Extract the full listing below without altering a single character.

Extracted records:
## START

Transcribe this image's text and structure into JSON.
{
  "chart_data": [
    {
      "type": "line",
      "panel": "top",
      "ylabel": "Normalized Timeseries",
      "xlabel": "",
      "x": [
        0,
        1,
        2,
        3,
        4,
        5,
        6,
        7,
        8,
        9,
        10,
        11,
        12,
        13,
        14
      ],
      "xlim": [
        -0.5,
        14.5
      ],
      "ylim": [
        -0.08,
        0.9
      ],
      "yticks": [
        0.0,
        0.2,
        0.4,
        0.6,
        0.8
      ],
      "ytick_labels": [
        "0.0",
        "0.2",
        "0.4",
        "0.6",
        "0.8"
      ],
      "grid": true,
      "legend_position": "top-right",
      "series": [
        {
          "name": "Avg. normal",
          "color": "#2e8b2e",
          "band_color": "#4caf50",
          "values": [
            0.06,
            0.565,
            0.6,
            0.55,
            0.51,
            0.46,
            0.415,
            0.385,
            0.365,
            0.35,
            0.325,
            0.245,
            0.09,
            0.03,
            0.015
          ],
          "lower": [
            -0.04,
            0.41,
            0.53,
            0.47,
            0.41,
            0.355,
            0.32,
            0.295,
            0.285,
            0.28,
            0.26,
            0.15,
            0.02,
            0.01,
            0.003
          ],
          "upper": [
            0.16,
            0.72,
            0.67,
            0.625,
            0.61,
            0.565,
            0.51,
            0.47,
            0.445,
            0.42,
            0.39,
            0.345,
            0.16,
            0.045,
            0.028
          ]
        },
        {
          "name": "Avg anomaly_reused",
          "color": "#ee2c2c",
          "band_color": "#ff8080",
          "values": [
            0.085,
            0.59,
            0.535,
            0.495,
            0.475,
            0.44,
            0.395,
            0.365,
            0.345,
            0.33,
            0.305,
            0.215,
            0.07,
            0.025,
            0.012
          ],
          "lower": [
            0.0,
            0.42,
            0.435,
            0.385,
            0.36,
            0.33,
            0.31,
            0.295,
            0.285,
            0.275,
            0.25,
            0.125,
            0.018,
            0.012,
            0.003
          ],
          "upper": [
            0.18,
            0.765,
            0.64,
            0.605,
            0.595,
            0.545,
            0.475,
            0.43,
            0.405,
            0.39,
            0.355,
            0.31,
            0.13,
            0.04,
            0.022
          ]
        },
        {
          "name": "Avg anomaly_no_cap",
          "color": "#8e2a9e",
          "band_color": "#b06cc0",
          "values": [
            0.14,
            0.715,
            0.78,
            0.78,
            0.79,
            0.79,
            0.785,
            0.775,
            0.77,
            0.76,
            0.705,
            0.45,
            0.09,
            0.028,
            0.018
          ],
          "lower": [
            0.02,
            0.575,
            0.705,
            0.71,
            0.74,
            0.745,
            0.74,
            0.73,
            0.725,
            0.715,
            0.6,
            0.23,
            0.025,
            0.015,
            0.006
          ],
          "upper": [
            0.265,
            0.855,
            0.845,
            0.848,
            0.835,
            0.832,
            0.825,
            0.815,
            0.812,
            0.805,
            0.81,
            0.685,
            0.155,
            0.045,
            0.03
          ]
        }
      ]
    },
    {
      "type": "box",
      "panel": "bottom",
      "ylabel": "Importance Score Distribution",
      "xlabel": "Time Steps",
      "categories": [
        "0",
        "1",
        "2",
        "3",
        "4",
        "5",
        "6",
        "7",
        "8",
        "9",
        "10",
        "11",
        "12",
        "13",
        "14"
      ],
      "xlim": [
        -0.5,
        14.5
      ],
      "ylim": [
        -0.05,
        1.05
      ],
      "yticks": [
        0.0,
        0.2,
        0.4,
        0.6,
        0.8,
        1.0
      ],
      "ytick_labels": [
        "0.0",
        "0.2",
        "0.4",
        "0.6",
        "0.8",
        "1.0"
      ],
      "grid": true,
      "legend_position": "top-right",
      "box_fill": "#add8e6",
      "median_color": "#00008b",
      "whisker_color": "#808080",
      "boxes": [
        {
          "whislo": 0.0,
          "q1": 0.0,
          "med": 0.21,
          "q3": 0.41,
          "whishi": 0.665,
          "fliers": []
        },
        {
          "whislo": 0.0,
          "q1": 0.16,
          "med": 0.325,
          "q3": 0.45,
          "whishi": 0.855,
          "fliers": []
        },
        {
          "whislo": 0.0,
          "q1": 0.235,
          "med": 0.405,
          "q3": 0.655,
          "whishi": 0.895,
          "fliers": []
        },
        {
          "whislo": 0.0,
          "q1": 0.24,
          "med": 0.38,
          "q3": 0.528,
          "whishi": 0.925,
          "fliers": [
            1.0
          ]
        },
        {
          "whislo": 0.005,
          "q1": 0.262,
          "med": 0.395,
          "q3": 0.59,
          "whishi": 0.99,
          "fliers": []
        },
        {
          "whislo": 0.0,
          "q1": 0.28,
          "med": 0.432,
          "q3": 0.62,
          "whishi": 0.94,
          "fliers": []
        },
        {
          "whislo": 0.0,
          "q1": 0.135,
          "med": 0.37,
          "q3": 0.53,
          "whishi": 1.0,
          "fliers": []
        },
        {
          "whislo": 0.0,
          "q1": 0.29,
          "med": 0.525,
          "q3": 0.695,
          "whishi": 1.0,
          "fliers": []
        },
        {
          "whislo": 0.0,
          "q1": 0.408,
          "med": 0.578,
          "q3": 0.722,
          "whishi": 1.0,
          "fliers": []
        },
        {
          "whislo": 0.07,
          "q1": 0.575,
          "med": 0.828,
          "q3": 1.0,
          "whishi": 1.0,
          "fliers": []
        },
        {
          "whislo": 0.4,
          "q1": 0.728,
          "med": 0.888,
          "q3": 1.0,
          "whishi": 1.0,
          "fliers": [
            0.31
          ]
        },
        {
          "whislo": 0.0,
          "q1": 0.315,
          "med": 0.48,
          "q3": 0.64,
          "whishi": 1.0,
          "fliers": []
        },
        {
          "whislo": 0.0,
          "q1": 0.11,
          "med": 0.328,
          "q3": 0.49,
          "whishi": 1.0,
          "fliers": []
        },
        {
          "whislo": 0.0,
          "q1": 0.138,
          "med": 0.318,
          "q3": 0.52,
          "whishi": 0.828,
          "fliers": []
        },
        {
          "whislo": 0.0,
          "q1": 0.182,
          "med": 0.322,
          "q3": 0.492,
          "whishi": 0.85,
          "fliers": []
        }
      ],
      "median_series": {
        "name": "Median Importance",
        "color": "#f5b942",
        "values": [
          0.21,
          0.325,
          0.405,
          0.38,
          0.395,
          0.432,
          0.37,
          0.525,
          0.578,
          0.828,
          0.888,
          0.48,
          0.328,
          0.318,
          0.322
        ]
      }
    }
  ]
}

## END

• ANSWER TO THE EXERCISE:
Transcribe this image's text and structure into JSON.
{
  "chart_data": [
    {
      "type": "line",
      "panel": "top",
      "ylabel": "Normalized Timeseries",
      "xlabel": "",
      "x": [
        0,
        1,
        2,
        3,
        4,
        5,
        6,
        7,
        8,
        9,
        10,
        11,
        12,
        13,
        14
      ],
      "xlim": [
        -0.5,
        14.5
      ],
      "ylim": [
        -0.08,
        0.9
      ],
      "yticks": [
        0.0,
        0.2,
        0.4,
        0.6,
        0.8
      ],
      "ytick_labels": [
        "0.0",
        "0.2",
        "0.4",
        "0.6",
        "0.8"
      ],
      "grid": true,
      "legend_position": "top-right",
      "series": [
        {
          "name": "Avg. normal",
          "color": "#2e8b2e",
          "band_color": "#4caf50",
          "values": [
            0.06,
            0.565,
            0.6,
            0.55,
            0.51,
            0.46,
            0.415,
            0.385,
            0.365,
            0.35,
            0.325,
            0.245,
            0.09,
            0.03,
            0.015
          ],
          "lower": [
            -0.04,
            0.41,
            0.53,
            0.47,
            0.41,
            0.355,
            0.32,
            0.295,
            0.285,
            0.28,
            0.26,
            0.15,
            0.02,
            0.01,
            0.003
          ],
          "upper": [
            0.16,
            0.72,
            0.67,
            0.625,
            0.61,
            0.565,
            0.51,
            0.47,
            0.445,
            0.42,
            0.39,
            0.345,
            0.16,
            0.045,
            0.028
          ]
        },
        {
          "name": "Avg anomaly_reused",
          "color": "#ee2c2c",
          "band_color": "#ff8080",
          "values": [
            0.085,
            0.59,
            0.535,
            0.495,
            0.475,
            0.44,
            0.395,
            0.365,
            0.345,
            0.33,
            0.305,
            0.215,
            0.07,
            0.025,
            0.012
          ],
          "lower": [
            0.0,
            0.42,
            0.435,
            0.385,
            0.36,
            0.33,
            0.31,
            0.295,
            0.285,
            0.275,
            0.25,
            0.125,
            0.018,
            0.012,
            0.003
          ],
          "upper": [
            0.18,
            0.765,
            0.64,
            0.605,
            0.595,
            0.545,
            0.475,
            0.43,
            0.405,
            0.39,
            0.355,
            0.31,
            0.13,
            0.04,
            0.022
          ]
        },
        {
          "name": "Avg anomaly_no_cap",
          "color": "#8e2a9e",
          "band_color": "#b06cc0",
          "values": [
            0.14,
            0.715,
            0.78,
            0.78,
            0.79,
            0.79,
            0.785,
            0.775,
            0.77,
            0.76,
            0.705,
            0.45,
            0.09,
            0.028,
            0.018
          ],
          "lower": [
            0.02,
            0.575,
            0.705,
            0.71,
            0.74,
            0.745,
            0.74,
            0.73,
            0.725,
            0.715,
            0.6,
            0.23,
            0.025,
            0.015,
            0.006
          ],
          "upper": [
            0.265,
            0.855,
            0.845,
            0.848,
            0.835,
            0.832,
            0.825,
            0.815,
            0.812,
            0.805,
            0.81,
            0.685,
            0.155,
            0.045,
            0.03
          ]
        }
      ]
    },
    {
      "type": "box",
      "panel": "bottom",
      "ylabel": "Importance Score Distribution",
      "xlabel": "Time Steps",
      "categories": [
        "0",
        "1",
        "2",
        "3",
        "4",
        "5",
        "6",
        "7",
        "8",
        "9",
        "10",
        "11",
        "12",
        "13",
        "14"
      ],
      "xlim": [
        -0.5,
        14.5
      ],
      "ylim": [
        -0.05,
        1.05
      ],
      "yticks": [
        0.0,
        0.2,
        0.4,
        0.6,
        0.8,
        1.0
      ],
      "ytick_labels": [
        "0.0",
        "0.2",
        "0.4",
        "0.6",
        "0.8",
        "1.0"
      ],
      "grid": true,
      "legend_position": "top-right",
      "box_fill": "#add8e6",
      "median_color": "#00008b",
      "whisker_color": "#808080",
      "boxes": [
        {
          "whislo": 0.0,
          "q1": 0.0,
          "med": 0.21,
          "q3": 0.41,
          "whishi": 0.665,
          "fliers": []
        },
        {
          "whislo": 0.0,
          "q1": 0.16,
          "med": 0.325,
          "q3": 0.45,
          "whishi": 0.855,
          "fliers": []
        },
        {
          "whislo": 0.0,
          "q1": 0.235,
          "med": 0.405,
          "q3": 0.655,
          "whishi": 0.895,
          "fliers": []
        },
        {
          "whislo": 0.0,
          "q1": 0.24,
          "med": 0.38,
          "q3": 0.528,
          "whishi": 0.925,
          "fliers": [
            1.0
          ]
        },
        {
          "whislo": 0.005,
          "q1": 0.262,
          "med": 0.395,
          "q3": 0.59,
          "whishi": 0.99,
          "fliers": []
        },
        {
          "whislo": 0.0,
          "q1": 0.28,
          "med": 0.432,
          "q3": 0.62,
          "whishi": 0.94,
          "fliers": []
        },
        {
          "whislo": 0.0,
          "q1": 0.135,
          "med": 0.37,
          "q3": 0.53,
          "whishi": 1.0,
          "fliers": []
        },
        {
          "whislo": 0.0,
          "q1": 0.29,
          "med": 0.525,
          "q3": 0.695,
          "whishi": 1.0,
          "fliers": []
        },
        {
          "whislo": 0.0,
          "q1": 0.408,
          "med": 0.578,
          "q3": 0.722,
          "whishi": 1.0,
          "fliers": []
        },
        {
          "whislo": 0.07,
          "q1": 0.575,
          "med": 0.828,
          "q3": 1.0,
          "whishi": 1.0,
          "fliers": []
        },
        {
          "whislo": 0.4,
          "q1": 0.728,
          "med": 0.888,
          "q3": 1.0,
          "whishi": 1.0,
          "fliers": [
            0.31
          ]
        },
        {
          "whislo": 0.0,
          "q1": 0.315,
          "med": 0.48,
          "q3": 0.64,
          "whishi": 1.0,
          "fliers": []
        },
        {
          "whislo": 0.0,
          "q1": 0.11,
          "med": 0.328,
          "q3": 0.49,
          "whishi": 1.0,
          "fliers": []
        },
        {
          "whislo": 0.0,
          "q1": 0.138,
          "med": 0.318,
          "q3": 0.52,
          "whishi": 0.828,
          "fliers": []
        },
        {
          "whislo": 0.0,
          "q1": 0.182,
          "med": 0.322,
          "q3": 0.492,
          "whishi": 0.85,
          "fliers": []
        }
      ],
      "median_series": {
        "name": "Median Importance",
        "color": "#f5b942",
        "values": [
          0.21,
          0.325,
          0.405,
          0.38,
          0.395,
          0.432,
          0.37,
          0.525,
          0.578,
          0.828,
          0.888,
          0.48,
          0.328,
          0.318,
          0.322
        ]
      }
    }
  ]
}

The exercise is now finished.